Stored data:

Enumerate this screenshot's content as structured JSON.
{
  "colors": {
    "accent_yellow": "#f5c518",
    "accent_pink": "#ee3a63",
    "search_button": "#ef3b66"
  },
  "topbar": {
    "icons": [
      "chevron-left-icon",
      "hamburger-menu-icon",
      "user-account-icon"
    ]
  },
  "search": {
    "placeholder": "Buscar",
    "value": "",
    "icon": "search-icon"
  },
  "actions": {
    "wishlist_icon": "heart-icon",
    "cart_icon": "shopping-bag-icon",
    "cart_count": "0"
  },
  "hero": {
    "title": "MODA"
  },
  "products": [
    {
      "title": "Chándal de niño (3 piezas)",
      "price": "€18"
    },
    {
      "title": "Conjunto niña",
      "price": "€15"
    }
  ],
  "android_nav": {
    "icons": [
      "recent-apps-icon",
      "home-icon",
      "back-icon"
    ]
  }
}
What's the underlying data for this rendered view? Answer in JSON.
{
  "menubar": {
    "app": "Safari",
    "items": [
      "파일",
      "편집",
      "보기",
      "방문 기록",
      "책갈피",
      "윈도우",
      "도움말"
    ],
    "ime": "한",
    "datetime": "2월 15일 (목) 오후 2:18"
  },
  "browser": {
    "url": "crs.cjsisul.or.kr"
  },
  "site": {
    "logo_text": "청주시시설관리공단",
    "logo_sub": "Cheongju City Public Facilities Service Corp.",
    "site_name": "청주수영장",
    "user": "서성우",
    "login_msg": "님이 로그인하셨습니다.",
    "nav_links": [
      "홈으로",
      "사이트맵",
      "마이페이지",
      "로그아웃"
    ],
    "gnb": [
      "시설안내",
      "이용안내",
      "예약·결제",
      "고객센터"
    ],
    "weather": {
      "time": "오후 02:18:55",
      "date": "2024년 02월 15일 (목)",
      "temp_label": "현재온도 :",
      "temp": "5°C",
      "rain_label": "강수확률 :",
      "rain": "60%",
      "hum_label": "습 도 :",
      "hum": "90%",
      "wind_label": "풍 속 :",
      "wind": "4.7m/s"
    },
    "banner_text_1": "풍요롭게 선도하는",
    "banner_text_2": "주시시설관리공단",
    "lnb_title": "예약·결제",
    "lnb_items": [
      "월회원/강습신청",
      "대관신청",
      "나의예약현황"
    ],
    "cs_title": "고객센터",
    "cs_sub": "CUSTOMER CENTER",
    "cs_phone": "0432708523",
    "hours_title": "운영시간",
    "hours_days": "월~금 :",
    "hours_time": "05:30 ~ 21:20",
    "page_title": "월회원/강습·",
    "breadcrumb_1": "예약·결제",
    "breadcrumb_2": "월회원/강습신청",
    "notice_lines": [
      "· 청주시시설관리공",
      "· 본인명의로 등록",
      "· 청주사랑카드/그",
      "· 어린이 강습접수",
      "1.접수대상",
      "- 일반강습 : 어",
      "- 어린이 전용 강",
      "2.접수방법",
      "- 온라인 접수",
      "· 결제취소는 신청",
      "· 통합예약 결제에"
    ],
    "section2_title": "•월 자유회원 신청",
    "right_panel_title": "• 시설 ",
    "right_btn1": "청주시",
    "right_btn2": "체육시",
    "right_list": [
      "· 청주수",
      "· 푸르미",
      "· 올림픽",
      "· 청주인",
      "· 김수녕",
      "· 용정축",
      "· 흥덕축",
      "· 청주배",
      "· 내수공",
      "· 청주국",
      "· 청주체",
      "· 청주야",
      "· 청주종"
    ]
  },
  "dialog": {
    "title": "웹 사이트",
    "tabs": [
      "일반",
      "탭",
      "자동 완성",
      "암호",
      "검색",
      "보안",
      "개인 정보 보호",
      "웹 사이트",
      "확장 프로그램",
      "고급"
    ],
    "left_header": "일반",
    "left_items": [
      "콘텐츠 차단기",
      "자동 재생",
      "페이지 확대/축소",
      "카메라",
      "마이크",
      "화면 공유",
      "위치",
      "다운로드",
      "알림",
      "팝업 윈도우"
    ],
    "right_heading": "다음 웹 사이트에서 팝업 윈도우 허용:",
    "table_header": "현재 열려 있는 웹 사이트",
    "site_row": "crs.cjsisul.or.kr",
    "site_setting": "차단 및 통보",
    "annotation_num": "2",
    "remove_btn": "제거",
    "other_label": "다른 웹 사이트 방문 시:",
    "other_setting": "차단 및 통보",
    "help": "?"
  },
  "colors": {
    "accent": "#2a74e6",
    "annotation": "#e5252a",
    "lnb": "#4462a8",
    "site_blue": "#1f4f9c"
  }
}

# [Written problem]
Retype all of the entries precisely as they are.

# [Solution]
Enumerate this screenshot's content as structured JSON.
{
  "colors": {
    "accent_yellow": "#f5c518",
    "accent_pink": "#ee3a63",
    "search_button": "#ef3b66"
  },
  "topbar": {
    "icons": [
      "chevron-left-icon",
      "hamburger-menu-icon",
      "user-account-icon"
    ]
  },
  "search": {
    "placeholder": "Buscar",
    "value": "",
    "icon": "search-icon"
  },
  "actions": {
    "wishlist_icon": "heart-icon",
    "cart_icon": "shopping-bag-icon",
    "cart_count": "0"
  },
  "hero": {
    "title": "MODA"
  },
  "products": [
    {
      "title": "Chándal de niño (3 piezas)",
      "price": "€18"
    },
    {
      "title": "Conjunto niña",
      "price": "€15"
    }
  ],
  "android_nav": {
    "icons": [
      "recent-apps-icon",
      "home-icon",
      "back-icon"
    ]
  }
}
What's the underlying data for this rendered view? Answer in JSON.
{
  "menubar": {
    "app": "Safari",
    "items": [
      "파일",
      "편집",
      "보기",
      "방문 기록",
      "책갈피",
      "윈도우",
      "도움말"
    ],
    "ime": "한",
    "datetime": "2월 15일 (목) 오후 2:18"
  },
  "browser": {
    "url": "crs.cjsisul.or.kr"
  },
  "site": {
    "logo_text": "청주시시설관리공단",
    "logo_sub": "Cheongju City Public Facilities Service Corp.",
    "site_name": "청주수영장",
    "user": "서성우",
    "login_msg": "님이 로그인하셨습니다.",
    "nav_links": [
      "홈으로",
      "사이트맵",
      "마이페이지",
      "로그아웃"
    ],
    "gnb": [
      "시설안내",
      "이용안내",
      "예약·결제",
      "고객센터"
    ],
    "weather": {
      "time": "오후 02:18:55",
      "date": "2024년 02월 15일 (목)",
      "temp_label": "현재온도 :",
      "temp": "5°C",
      "rain_label": "강수확률 :",
      "rain": "60%",
      "hum_label": "습 도 :",
      "hum": "90%",
      "wind_label": "풍 속 :",
      "wind": "4.7m/s"
    },
    "banner_text_1": "풍요롭게 선도하는",
    "banner_text_2": "주시시설관리공단",
    "lnb_title": "예약·결제",
    "lnb_items": [
      "월회원/강습신청",
      "대관신청",
      "나의예약현황"
    ],
    "cs_title": "고객센터",
    "cs_sub": "CUSTOMER CENTER",
    "cs_phone": "0432708523",
    "hours_title": "운영시간",
    "hours_days": "월~금 :",
    "hours_time": "05:30 ~ 21:20",
    "page_title": "월회원/강습·",
    "breadcrumb_1": "예약·결제",
    "breadcrumb_2": "월회원/강습신청",
    "notice_lines": [
      "· 청주시시설관리공",
      "· 본인명의로 등록",
      "· 청주사랑카드/그",
      "· 어린이 강습접수",
      "1.접수대상",
      "- 일반강습 : 어",
      "- 어린이 전용 강",
      "2.접수방법",
      "- 온라인 접수",
      "· 결제취소는 신청",
      "· 통합예약 결제에"
    ],
    "section2_title": "•월 자유회원 신청",
    "right_panel_title": "• 시설 ",
    "right_btn1": "청주시",
    "right_btn2": "체육시",
    "right_list": [
      "· 청주수",
      "· 푸르미",
      "· 올림픽",
      "· 청주인",
      "· 김수녕",
      "· 용정축",
      "· 흥덕축",
      "· 청주배",
      "· 내수공",
      "· 청주국",
      "· 청주체",
      "· 청주야",
      "· 청주종"
    ]
  },
  "dialog": {
    "title": "웹 사이트",
    "tabs": [
      "일반",
      "탭",
      "자동 완성",
      "암호",
      "검색",
      "보안",
      "개인 정보 보호",
      "웹 사이트",
      "확장 프로그램",
      "고급"
    ],
    "left_header": "일반",
    "left_items": [
      "콘텐츠 차단기",
      "자동 재생",
      "페이지 확대/축소",
      "카메라",
      "마이크",
      "화면 공유",
      "위치",
      "다운로드",
      "알림",
      "팝업 윈도우"
    ],
    "right_heading": "다음 웹 사이트에서 팝업 윈도우 허용:",
    "table_header": "현재 열려 있는 웹 사이트",
    "site_row": "crs.cjsisul.or.kr",
    "site_setting": "차단 및 통보",
    "annotation_num": "2",
    "remove_btn": "제거",
    "other_label": "다른 웹 사이트 방문 시:",
    "other_setting": "차단 및 통보",
    "help": "?"
  },
  "colors": {
    "accent": "#2a74e6",
    "annotation": "#e5252a",
    "lnb": "#4462a8",
    "site_blue": "#1f4f9c"
  }
}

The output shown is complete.